(Data for review)

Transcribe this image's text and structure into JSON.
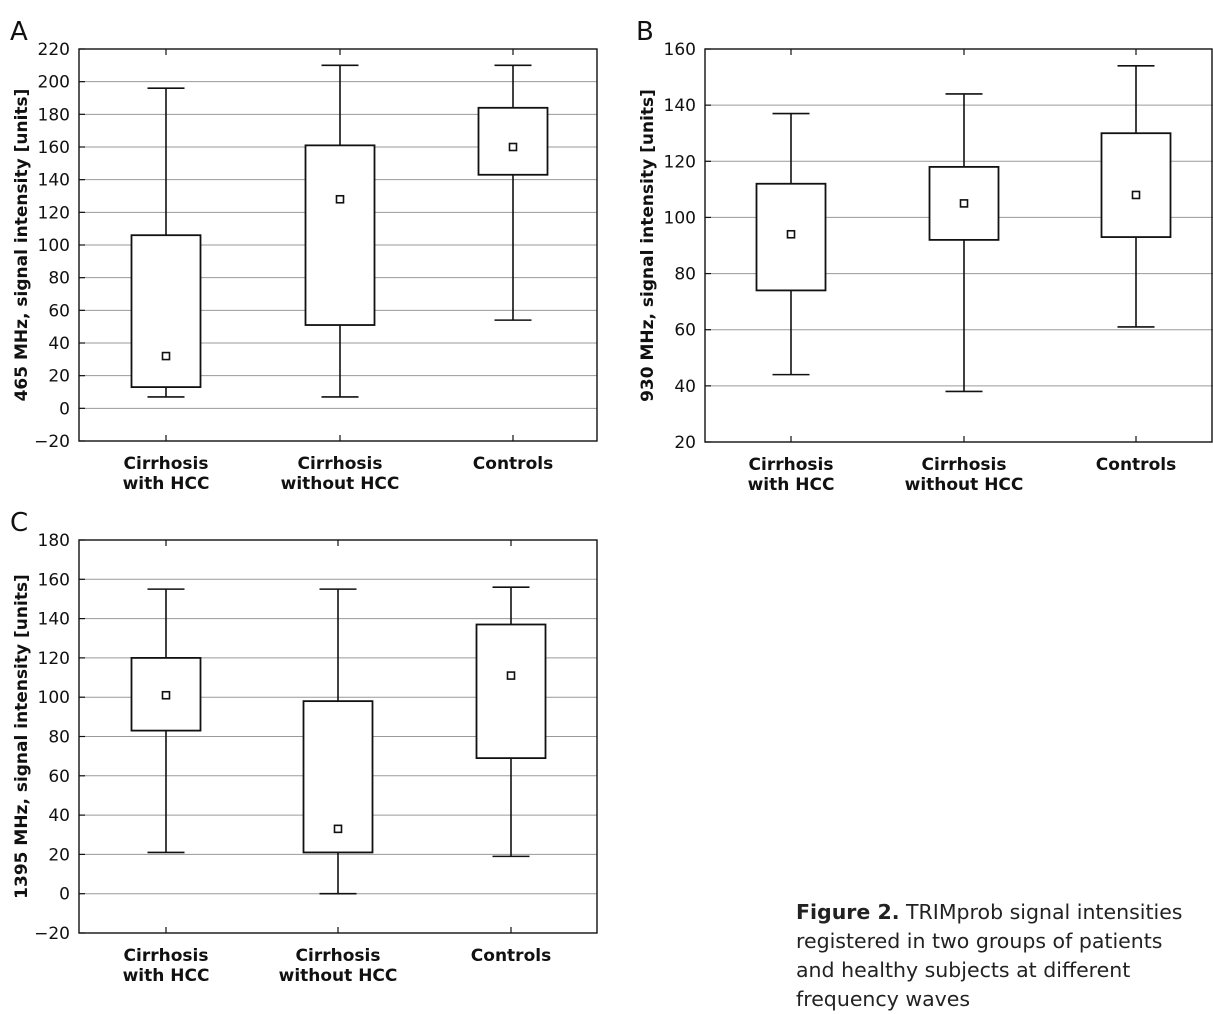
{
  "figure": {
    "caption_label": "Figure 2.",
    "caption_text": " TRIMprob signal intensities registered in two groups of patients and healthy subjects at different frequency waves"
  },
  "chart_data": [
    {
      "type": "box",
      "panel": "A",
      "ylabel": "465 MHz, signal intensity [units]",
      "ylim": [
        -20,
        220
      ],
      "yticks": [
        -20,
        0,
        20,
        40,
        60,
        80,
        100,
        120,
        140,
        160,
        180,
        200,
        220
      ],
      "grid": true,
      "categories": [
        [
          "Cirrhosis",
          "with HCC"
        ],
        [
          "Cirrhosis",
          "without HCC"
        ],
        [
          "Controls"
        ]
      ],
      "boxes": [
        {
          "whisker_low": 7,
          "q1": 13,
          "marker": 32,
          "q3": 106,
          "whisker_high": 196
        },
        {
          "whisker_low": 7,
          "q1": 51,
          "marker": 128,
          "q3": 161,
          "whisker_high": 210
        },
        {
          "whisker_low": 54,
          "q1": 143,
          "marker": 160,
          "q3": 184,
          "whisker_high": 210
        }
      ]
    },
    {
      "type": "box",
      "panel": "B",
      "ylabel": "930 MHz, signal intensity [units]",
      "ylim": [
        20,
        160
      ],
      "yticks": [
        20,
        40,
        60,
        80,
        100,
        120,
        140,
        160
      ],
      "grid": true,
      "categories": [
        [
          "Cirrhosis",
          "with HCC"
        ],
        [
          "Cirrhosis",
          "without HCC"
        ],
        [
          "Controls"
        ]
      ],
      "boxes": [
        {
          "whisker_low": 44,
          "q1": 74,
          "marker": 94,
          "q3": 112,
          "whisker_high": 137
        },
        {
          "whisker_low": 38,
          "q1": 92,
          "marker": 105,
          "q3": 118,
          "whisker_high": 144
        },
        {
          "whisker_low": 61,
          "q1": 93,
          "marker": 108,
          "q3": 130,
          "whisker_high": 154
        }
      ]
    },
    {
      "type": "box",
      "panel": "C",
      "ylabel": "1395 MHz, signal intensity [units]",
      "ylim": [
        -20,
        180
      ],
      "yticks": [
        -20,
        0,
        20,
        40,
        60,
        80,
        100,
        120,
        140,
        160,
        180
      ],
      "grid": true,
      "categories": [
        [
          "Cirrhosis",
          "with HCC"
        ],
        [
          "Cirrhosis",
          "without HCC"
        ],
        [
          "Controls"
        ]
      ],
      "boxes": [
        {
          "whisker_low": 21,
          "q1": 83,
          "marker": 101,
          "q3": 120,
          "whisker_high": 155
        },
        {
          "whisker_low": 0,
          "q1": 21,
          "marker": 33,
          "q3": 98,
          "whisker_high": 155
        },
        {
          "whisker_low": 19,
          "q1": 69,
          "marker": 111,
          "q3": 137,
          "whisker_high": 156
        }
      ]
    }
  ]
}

(End Data for review)
(Data for review)

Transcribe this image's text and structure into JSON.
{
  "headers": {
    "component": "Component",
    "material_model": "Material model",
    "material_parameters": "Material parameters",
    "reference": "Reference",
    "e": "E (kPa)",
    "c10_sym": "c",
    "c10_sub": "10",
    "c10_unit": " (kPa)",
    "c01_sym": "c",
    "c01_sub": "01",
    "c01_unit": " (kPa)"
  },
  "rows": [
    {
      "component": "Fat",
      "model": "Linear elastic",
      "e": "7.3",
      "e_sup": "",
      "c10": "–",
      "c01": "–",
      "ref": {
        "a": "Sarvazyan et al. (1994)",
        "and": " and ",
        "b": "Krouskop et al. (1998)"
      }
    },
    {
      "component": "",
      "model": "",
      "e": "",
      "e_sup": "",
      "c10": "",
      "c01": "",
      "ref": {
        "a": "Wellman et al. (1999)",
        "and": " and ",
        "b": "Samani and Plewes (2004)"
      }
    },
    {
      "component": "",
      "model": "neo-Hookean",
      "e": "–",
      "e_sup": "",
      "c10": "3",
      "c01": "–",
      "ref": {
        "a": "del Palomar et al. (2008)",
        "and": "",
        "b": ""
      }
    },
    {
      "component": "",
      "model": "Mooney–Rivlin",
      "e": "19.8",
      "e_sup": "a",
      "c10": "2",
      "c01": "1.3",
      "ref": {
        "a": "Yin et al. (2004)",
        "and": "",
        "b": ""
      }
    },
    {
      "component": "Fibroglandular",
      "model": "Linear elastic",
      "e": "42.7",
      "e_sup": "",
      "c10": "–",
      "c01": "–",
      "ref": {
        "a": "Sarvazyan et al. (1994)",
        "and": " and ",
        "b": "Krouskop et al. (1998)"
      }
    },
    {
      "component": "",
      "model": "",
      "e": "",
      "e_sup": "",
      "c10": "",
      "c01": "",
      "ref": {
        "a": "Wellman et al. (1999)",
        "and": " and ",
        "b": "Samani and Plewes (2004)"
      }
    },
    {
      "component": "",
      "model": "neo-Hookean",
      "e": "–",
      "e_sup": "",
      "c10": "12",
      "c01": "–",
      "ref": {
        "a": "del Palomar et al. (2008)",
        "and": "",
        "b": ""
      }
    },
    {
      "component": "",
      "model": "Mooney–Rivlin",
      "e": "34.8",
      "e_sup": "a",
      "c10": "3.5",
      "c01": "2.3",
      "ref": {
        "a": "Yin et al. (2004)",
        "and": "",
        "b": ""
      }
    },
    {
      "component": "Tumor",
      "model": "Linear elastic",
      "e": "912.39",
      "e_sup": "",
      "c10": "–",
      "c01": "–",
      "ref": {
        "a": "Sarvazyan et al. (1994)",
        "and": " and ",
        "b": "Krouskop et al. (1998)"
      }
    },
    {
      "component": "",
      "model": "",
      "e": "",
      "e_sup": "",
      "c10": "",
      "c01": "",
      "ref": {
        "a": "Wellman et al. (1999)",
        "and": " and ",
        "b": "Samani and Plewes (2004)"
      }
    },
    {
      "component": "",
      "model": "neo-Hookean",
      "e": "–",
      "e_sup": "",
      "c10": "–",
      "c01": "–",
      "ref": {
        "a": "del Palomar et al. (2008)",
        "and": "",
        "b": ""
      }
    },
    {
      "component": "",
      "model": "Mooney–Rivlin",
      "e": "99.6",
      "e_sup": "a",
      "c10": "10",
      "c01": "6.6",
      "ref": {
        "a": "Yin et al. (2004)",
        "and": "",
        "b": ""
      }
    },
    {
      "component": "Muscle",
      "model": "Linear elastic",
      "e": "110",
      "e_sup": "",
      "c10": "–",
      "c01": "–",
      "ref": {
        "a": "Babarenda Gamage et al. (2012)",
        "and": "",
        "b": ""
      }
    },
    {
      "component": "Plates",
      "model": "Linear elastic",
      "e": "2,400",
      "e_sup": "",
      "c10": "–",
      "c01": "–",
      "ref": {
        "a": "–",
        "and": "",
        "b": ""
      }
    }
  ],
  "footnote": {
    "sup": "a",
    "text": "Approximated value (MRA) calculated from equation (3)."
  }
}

(End Data for review)

**Work to be completed:**
Extract from the data every line where "Material" shows up.

**Answer to the problem:**
    "material_model": "Material model",
    "material_parameters": "Material parameters",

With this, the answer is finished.